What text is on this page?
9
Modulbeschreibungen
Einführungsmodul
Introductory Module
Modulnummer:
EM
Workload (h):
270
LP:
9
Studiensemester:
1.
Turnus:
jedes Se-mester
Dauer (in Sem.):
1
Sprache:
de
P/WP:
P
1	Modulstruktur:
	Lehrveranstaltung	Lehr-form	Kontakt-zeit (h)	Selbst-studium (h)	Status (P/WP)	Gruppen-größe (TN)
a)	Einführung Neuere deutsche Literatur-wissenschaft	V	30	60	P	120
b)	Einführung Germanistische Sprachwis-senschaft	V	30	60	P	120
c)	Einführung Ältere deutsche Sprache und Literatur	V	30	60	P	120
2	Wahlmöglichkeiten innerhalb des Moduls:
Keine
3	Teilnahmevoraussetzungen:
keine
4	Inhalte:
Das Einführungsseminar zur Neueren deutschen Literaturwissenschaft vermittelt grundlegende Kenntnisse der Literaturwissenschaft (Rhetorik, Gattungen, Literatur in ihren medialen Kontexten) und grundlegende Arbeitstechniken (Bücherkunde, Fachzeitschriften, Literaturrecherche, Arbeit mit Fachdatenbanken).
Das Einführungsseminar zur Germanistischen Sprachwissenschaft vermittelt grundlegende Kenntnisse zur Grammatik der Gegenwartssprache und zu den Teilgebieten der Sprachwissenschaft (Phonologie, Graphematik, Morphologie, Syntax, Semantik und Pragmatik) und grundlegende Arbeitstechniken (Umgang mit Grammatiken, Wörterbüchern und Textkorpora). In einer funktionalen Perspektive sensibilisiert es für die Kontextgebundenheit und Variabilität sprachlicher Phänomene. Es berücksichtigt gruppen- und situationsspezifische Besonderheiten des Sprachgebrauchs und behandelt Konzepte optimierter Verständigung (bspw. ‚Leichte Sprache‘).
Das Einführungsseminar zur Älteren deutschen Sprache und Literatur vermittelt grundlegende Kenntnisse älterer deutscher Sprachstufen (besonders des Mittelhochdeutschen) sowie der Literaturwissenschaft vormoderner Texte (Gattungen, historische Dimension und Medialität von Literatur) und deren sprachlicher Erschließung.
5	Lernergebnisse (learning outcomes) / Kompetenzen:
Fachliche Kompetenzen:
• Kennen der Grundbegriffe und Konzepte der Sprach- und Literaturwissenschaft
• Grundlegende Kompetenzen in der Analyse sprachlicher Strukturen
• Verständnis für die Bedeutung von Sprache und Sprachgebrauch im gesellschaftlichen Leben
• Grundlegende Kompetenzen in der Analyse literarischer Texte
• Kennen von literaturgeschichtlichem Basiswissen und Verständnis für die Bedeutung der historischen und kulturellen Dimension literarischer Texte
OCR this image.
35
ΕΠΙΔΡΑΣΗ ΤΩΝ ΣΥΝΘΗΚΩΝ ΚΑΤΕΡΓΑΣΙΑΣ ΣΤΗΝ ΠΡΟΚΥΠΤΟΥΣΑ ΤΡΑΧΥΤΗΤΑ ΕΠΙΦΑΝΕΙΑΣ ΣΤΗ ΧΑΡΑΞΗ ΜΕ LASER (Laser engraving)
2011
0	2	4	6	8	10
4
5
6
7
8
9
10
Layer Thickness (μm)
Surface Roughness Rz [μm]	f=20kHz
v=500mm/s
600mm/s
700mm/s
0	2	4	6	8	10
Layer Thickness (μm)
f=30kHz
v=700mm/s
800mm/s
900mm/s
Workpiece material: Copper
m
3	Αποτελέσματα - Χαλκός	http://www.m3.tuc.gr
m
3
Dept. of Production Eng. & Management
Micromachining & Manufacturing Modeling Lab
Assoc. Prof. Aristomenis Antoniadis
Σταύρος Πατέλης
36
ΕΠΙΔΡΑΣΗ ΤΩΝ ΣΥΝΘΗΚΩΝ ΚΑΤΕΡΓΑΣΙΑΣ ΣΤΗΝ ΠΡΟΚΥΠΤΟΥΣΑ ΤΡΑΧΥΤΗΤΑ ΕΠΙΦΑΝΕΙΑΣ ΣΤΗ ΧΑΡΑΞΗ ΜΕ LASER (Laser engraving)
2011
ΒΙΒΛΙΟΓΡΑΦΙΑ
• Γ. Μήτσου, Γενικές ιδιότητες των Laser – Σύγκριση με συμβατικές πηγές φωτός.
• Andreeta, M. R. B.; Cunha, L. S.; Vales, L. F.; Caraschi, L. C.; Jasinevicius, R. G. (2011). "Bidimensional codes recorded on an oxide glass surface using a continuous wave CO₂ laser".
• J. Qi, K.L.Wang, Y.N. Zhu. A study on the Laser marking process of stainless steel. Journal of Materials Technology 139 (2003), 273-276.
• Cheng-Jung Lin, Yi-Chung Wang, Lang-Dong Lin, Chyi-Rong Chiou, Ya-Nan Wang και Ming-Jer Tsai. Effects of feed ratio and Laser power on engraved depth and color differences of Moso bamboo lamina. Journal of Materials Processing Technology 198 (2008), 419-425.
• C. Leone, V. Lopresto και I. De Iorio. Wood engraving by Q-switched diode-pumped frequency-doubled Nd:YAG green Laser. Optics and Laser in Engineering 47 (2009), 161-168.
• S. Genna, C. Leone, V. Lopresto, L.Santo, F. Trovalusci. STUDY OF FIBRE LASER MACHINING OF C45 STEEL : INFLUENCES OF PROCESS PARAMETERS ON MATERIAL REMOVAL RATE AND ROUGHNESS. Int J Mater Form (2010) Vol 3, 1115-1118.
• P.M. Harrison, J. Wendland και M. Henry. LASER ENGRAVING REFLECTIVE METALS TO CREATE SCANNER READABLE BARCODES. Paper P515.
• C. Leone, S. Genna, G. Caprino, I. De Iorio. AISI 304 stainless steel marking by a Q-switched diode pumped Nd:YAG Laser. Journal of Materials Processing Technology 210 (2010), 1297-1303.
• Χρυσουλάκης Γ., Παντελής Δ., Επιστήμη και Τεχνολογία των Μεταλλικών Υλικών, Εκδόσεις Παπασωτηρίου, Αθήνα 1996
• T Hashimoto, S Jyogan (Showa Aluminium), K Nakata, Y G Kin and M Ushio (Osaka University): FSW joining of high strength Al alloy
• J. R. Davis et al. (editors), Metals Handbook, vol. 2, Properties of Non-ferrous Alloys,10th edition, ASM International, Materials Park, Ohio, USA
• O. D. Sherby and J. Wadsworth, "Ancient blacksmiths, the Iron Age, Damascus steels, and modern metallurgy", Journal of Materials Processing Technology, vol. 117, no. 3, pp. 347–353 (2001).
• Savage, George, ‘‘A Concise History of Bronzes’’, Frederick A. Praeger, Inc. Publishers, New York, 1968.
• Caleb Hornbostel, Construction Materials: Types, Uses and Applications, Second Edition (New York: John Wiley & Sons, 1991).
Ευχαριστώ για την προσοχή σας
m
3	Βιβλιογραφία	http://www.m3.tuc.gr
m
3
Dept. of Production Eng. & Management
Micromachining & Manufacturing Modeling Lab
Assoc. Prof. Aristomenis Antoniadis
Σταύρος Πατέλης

○ ○ ○ ○ ○

◆ **THE REQUEST**: Output all of the data again. Match it exactly.

◆ **EXERCISE RESULT**:
What text is on this page?
9
Modulbeschreibungen
Einführungsmodul
Introductory Module
Modulnummer:
EM
Workload (h):
270
LP:
9
Studiensemester:
1.
Turnus:
jedes Se-mester
Dauer (in Sem.):
1
Sprache:
de
P/WP:
P
1	Modulstruktur:
	Lehrveranstaltung	Lehr-form	Kontakt-zeit (h)	Selbst-studium (h)	Status (P/WP)	Gruppen-größe (TN)
a)	Einführung Neuere deutsche Literatur-wissenschaft	V	30	60	P	120
b)	Einführung Germanistische Sprachwis-senschaft	V	30	60	P	120
c)	Einführung Ältere deutsche Sprache und Literatur	V	30	60	P	120
2	Wahlmöglichkeiten innerhalb des Moduls:
Keine
3	Teilnahmevoraussetzungen:
keine
4	Inhalte:
Das Einführungsseminar zur Neueren deutschen Literaturwissenschaft vermittelt grundlegende Kenntnisse der Literaturwissenschaft (Rhetorik, Gattungen, Literatur in ihren medialen Kontexten) und grundlegende Arbeitstechniken (Bücherkunde, Fachzeitschriften, Literaturrecherche, Arbeit mit Fachdatenbanken).
Das Einführungsseminar zur Germanistischen Sprachwissenschaft vermittelt grundlegende Kenntnisse zur Grammatik der Gegenwartssprache und zu den Teilgebieten der Sprachwissenschaft (Phonologie, Graphematik, Morphologie, Syntax, Semantik und Pragmatik) und grundlegende Arbeitstechniken (Umgang mit Grammatiken, Wörterbüchern und Textkorpora). In einer funktionalen Perspektive sensibilisiert es für die Kontextgebundenheit und Variabilität sprachlicher Phänomene. Es berücksichtigt gruppen- und situationsspezifische Besonderheiten des Sprachgebrauchs und behandelt Konzepte optimierter Verständigung (bspw. ‚Leichte Sprache‘).
Das Einführungsseminar zur Älteren deutschen Sprache und Literatur vermittelt grundlegende Kenntnisse älterer deutscher Sprachstufen (besonders des Mittelhochdeutschen) sowie der Literaturwissenschaft vormoderner Texte (Gattungen, historische Dimension und Medialität von Literatur) und deren sprachlicher Erschließung.
5	Lernergebnisse (learning outcomes) / Kompetenzen:
Fachliche Kompetenzen:
• Kennen der Grundbegriffe und Konzepte der Sprach- und Literaturwissenschaft
• Grundlegende Kompetenzen in der Analyse sprachlicher Strukturen
• Verständnis für die Bedeutung von Sprache und Sprachgebrauch im gesellschaftlichen Leben
• Grundlegende Kompetenzen in der Analyse literarischer Texte
• Kennen von literaturgeschichtlichem Basiswissen und Verständnis für die Bedeutung der historischen und kulturellen Dimension literarischer Texte
OCR this image.
35
ΕΠΙΔΡΑΣΗ ΤΩΝ ΣΥΝΘΗΚΩΝ ΚΑΤΕΡΓΑΣΙΑΣ ΣΤΗΝ ΠΡΟΚΥΠΤΟΥΣΑ ΤΡΑΧΥΤΗΤΑ ΕΠΙΦΑΝΕΙΑΣ ΣΤΗ ΧΑΡΑΞΗ ΜΕ LASER (Laser engraving)
2011
0	2	4	6	8	10
4
5
6
7
8
9
10
Layer Thickness (μm)
Surface Roughness Rz [μm]	f=20kHz
v=500mm/s
600mm/s
700mm/s
0	2	4	6	8	10
Layer Thickness (μm)
f=30kHz
v=700mm/s
800mm/s
900mm/s
Workpiece material: Copper
m
3	Αποτελέσματα - Χαλκός	http://www.m3.tuc.gr
m
3
Dept. of Production Eng. & Management
Micromachining & Manufacturing Modeling Lab
Assoc. Prof. Aristomenis Antoniadis
Σταύρος Πατέλης
36
ΕΠΙΔΡΑΣΗ ΤΩΝ ΣΥΝΘΗΚΩΝ ΚΑΤΕΡΓΑΣΙΑΣ ΣΤΗΝ ΠΡΟΚΥΠΤΟΥΣΑ ΤΡΑΧΥΤΗΤΑ ΕΠΙΦΑΝΕΙΑΣ ΣΤΗ ΧΑΡΑΞΗ ΜΕ LASER (Laser engraving)
2011
ΒΙΒΛΙΟΓΡΑΦΙΑ
• Γ. Μήτσου, Γενικές ιδιότητες των Laser – Σύγκριση με συμβατικές πηγές φωτός.
• Andreeta, M. R. B.; Cunha, L. S.; Vales, L. F.; Caraschi, L. C.; Jasinevicius, R. G. (2011). "Bidimensional codes recorded on an oxide glass surface using a continuous wave CO₂ laser".
• J. Qi, K.L.Wang, Y.N. Zhu. A study on the Laser marking process of stainless steel. Journal of Materials Technology 139 (2003), 273-276.
• Cheng-Jung Lin, Yi-Chung Wang, Lang-Dong Lin, Chyi-Rong Chiou, Ya-Nan Wang και Ming-Jer Tsai. Effects of feed ratio and Laser power on engraved depth and color differences of Moso bamboo lamina. Journal of Materials Processing Technology 198 (2008), 419-425.
• C. Leone, V. Lopresto και I. De Iorio. Wood engraving by Q-switched diode-pumped frequency-doubled Nd:YAG green Laser. Optics and Laser in Engineering 47 (2009), 161-168.
• S. Genna, C. Leone, V. Lopresto, L.Santo, F. Trovalusci. STUDY OF FIBRE LASER MACHINING OF C45 STEEL : INFLUENCES OF PROCESS PARAMETERS ON MATERIAL REMOVAL RATE AND ROUGHNESS. Int J Mater Form (2010) Vol 3, 1115-1118.
• P.M. Harrison, J. Wendland και M. Henry. LASER ENGRAVING REFLECTIVE METALS TO CREATE SCANNER READABLE BARCODES. Paper P515.
• C. Leone, S. Genna, G. Caprino, I. De Iorio. AISI 304 stainless steel marking by a Q-switched diode pumped Nd:YAG Laser. Journal of Materials Processing Technology 210 (2010), 1297-1303.
• Χρυσουλάκης Γ., Παντελής Δ., Επιστήμη και Τεχνολογία των Μεταλλικών Υλικών, Εκδόσεις Παπασωτηρίου, Αθήνα 1996
• T Hashimoto, S Jyogan (Showa Aluminium), K Nakata, Y G Kin and M Ushio (Osaka University): FSW joining of high strength Al alloy
• J. R. Davis et al. (editors), Metals Handbook, vol. 2, Properties of Non-ferrous Alloys,10th edition, ASM International, Materials Park, Ohio, USA
• O. D. Sherby and J. Wadsworth, "Ancient blacksmiths, the Iron Age, Damascus steels, and modern metallurgy", Journal of Materials Processing Technology, vol. 117, no. 3, pp. 347–353 (2001).
• Savage, George, ‘‘A Concise History of Bronzes’’, Frederick A. Praeger, Inc. Publishers, New York, 1968.
• Caleb Hornbostel, Construction Materials: Types, Uses and Applications, Second Edition (New York: John Wiley & Sons, 1991).
Ευχαριστώ για την προσοχή σας
m
3	Βιβλιογραφία	http://www.m3.tuc.gr
m
3
Dept. of Production Eng. & Management
Micromachining & Manufacturing Modeling Lab
Assoc. Prof. Aristomenis Antoniadis
Σταύρος Πατέλης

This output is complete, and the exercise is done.